**Working data**.
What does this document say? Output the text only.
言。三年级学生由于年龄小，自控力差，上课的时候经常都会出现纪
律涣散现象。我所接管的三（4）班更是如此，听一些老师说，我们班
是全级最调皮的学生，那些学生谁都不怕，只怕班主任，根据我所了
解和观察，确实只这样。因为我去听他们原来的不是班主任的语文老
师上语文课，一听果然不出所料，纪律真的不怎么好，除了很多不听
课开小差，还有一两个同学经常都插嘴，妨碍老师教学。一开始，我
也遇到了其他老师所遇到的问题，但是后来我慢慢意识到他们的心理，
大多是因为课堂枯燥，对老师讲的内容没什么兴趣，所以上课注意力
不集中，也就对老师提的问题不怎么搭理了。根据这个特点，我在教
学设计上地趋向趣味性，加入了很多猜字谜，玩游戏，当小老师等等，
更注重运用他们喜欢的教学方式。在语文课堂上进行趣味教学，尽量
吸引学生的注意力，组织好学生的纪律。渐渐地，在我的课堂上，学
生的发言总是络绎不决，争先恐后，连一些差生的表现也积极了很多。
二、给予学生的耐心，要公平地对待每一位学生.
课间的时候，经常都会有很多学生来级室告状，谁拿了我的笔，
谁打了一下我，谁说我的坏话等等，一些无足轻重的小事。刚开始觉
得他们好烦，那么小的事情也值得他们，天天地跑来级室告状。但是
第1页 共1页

**Short problem**.
Above are some records; repeat all of them exactly.

**Completed task**.
What does this document say? Output the text only.
言。三年级学生由于年龄小，自控力差，上课的时候经常都会出现纪
律涣散现象。我所接管的三（4）班更是如此，听一些老师说，我们班
是全级最调皮的学生，那些学生谁都不怕，只怕班主任，根据我所了
解和观察，确实只这样。因为我去听他们原来的不是班主任的语文老
师上语文课，一听果然不出所料，纪律真的不怎么好，除了很多不听
课开小差，还有一两个同学经常都插嘴，妨碍老师教学。一开始，我
也遇到了其他老师所遇到的问题，但是后来我慢慢意识到他们的心理，
大多是因为课堂枯燥，对老师讲的内容没什么兴趣，所以上课注意力
不集中，也就对老师提的问题不怎么搭理了。根据这个特点，我在教
学设计上地趋向趣味性，加入了很多猜字谜，玩游戏，当小老师等等，
更注重运用他们喜欢的教学方式。在语文课堂上进行趣味教学，尽量
吸引学生的注意力，组织好学生的纪律。渐渐地，在我的课堂上，学
生的发言总是络绎不决，争先恐后，连一些差生的表现也积极了很多。
二、给予学生的耐心，要公平地对待每一位学生.
课间的时候，经常都会有很多学生来级室告状，谁拿了我的笔，
谁打了一下我，谁说我的坏话等等，一些无足轻重的小事。刚开始觉
得他们好烦，那么小的事情也值得他们，天天地跑来级室告状。但是
第1页 共1页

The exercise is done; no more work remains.